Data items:

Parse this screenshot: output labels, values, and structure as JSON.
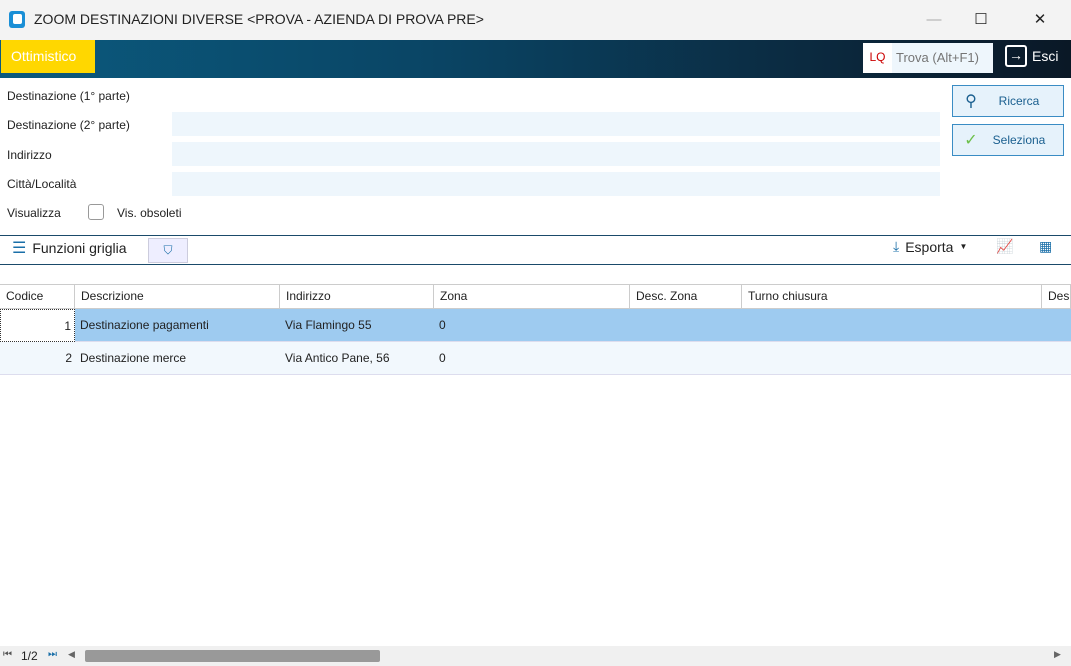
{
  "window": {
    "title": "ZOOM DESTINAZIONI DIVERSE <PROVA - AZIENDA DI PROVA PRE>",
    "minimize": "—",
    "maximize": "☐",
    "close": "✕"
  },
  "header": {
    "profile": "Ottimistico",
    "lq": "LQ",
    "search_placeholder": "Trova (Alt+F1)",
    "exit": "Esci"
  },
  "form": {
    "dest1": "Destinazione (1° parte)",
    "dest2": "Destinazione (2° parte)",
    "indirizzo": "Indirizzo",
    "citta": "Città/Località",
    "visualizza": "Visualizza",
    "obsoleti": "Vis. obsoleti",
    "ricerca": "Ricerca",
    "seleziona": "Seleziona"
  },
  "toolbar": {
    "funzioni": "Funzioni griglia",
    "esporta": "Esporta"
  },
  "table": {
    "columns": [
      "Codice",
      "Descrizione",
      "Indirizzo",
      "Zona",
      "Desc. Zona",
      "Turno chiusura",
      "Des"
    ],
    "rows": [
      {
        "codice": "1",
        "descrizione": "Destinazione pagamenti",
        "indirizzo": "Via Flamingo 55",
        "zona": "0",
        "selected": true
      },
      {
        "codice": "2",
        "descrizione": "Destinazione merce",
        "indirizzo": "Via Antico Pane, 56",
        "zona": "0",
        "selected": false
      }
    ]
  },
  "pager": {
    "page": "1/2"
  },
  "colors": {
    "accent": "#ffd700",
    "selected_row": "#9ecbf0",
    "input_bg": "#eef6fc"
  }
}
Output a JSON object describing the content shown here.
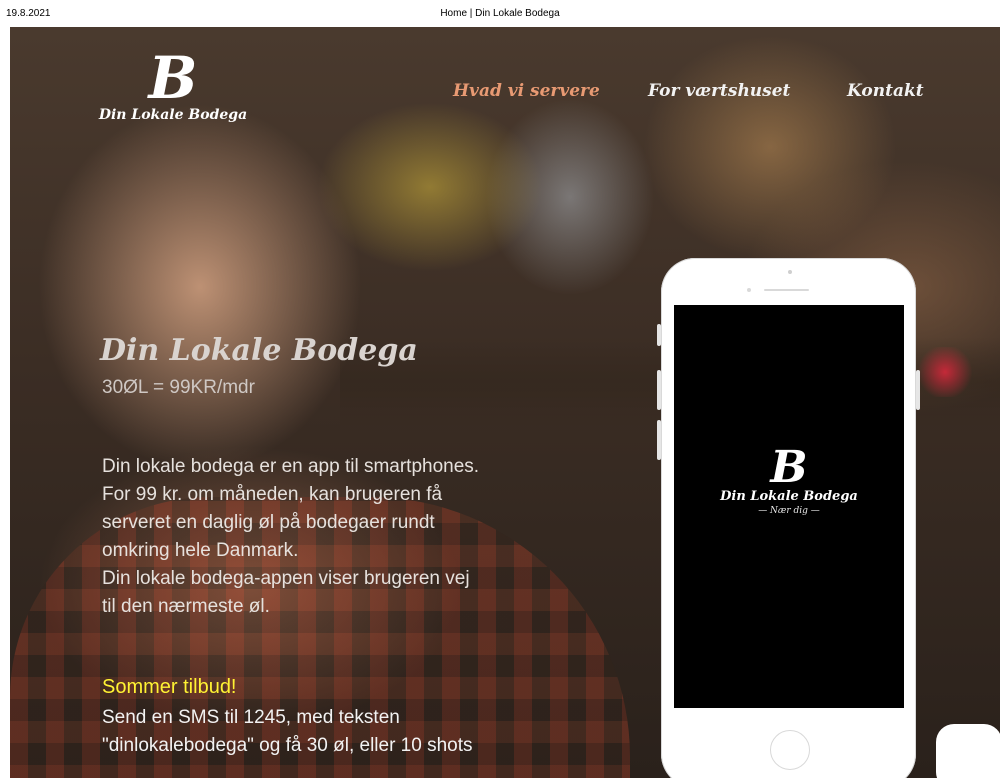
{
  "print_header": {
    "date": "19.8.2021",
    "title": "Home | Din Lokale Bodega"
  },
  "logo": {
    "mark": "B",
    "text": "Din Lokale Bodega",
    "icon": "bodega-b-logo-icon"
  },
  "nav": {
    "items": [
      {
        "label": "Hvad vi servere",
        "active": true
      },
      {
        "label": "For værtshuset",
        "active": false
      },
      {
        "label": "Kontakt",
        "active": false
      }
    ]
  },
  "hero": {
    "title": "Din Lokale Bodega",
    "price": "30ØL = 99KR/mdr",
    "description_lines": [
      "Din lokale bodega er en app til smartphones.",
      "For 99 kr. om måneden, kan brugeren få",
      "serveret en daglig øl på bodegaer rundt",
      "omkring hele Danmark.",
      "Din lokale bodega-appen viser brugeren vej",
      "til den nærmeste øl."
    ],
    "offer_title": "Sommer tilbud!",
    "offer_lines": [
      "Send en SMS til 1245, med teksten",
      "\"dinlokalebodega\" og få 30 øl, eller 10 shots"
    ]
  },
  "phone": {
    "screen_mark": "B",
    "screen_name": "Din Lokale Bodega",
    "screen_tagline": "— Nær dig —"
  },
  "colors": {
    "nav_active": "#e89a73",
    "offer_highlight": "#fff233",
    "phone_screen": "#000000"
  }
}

* _WHAT YOU SHOULD DO_: Strip the images and reproduce the remaining records precisely.

* _PROBLEM SOLUTION_:
Parse this screenshot: output labels, values, and structure as JSON.
{
  "window": {
    "title": "ZOOM DESTINAZIONI DIVERSE <PROVA - AZIENDA DI PROVA PRE>",
    "minimize": "—",
    "maximize": "☐",
    "close": "✕"
  },
  "header": {
    "profile": "Ottimistico",
    "lq": "LQ",
    "search_placeholder": "Trova (Alt+F1)",
    "exit": "Esci"
  },
  "form": {
    "dest1": "Destinazione (1° parte)",
    "dest2": "Destinazione (2° parte)",
    "indirizzo": "Indirizzo",
    "citta": "Città/Località",
    "visualizza": "Visualizza",
    "obsoleti": "Vis. obsoleti",
    "ricerca": "Ricerca",
    "seleziona": "Seleziona"
  },
  "toolbar": {
    "funzioni": "Funzioni griglia",
    "esporta": "Esporta"
  },
  "table": {
    "columns": [
      "Codice",
      "Descrizione",
      "Indirizzo",
      "Zona",
      "Desc. Zona",
      "Turno chiusura",
      "Des"
    ],
    "rows": [
      {
        "codice": "1",
        "descrizione": "Destinazione pagamenti",
        "indirizzo": "Via Flamingo 55",
        "zona": "0",
        "selected": true
      },
      {
        "codice": "2",
        "descrizione": "Destinazione merce",
        "indirizzo": "Via Antico Pane, 56",
        "zona": "0",
        "selected": false
      }
    ]
  },
  "pager": {
    "page": "1/2"
  },
  "colors": {
    "accent": "#ffd700",
    "selected_row": "#9ecbf0",
    "input_bg": "#eef6fc"
  }
}
Output a JSON object describing the content shown here.
{
  "print_header": {
    "date": "19.8.2021",
    "title": "Home | Din Lokale Bodega"
  },
  "logo": {
    "mark": "B",
    "text": "Din Lokale Bodega",
    "icon": "bodega-b-logo-icon"
  },
  "nav": {
    "items": [
      {
        "label": "Hvad vi servere",
        "active": true
      },
      {
        "label": "For værtshuset",
        "active": false
      },
      {
        "label": "Kontakt",
        "active": false
      }
    ]
  },
  "hero": {
    "title": "Din Lokale Bodega",
    "price": "30ØL = 99KR/mdr",
    "description_lines": [
      "Din lokale bodega er en app til smartphones.",
      "For 99 kr. om måneden, kan brugeren få",
      "serveret en daglig øl på bodegaer rundt",
      "omkring hele Danmark.",
      "Din lokale bodega-appen viser brugeren vej",
      "til den nærmeste øl."
    ],
    "offer_title": "Sommer tilbud!",
    "offer_lines": [
      "Send en SMS til 1245, med teksten",
      "\"dinlokalebodega\" og få 30 øl, eller 10 shots"
    ]
  },
  "phone": {
    "screen_mark": "B",
    "screen_name": "Din Lokale Bodega",
    "screen_tagline": "— Nær dig —"
  },
  "colors": {
    "nav_active": "#e89a73",
    "offer_highlight": "#fff233",
    "phone_screen": "#000000"
  }
}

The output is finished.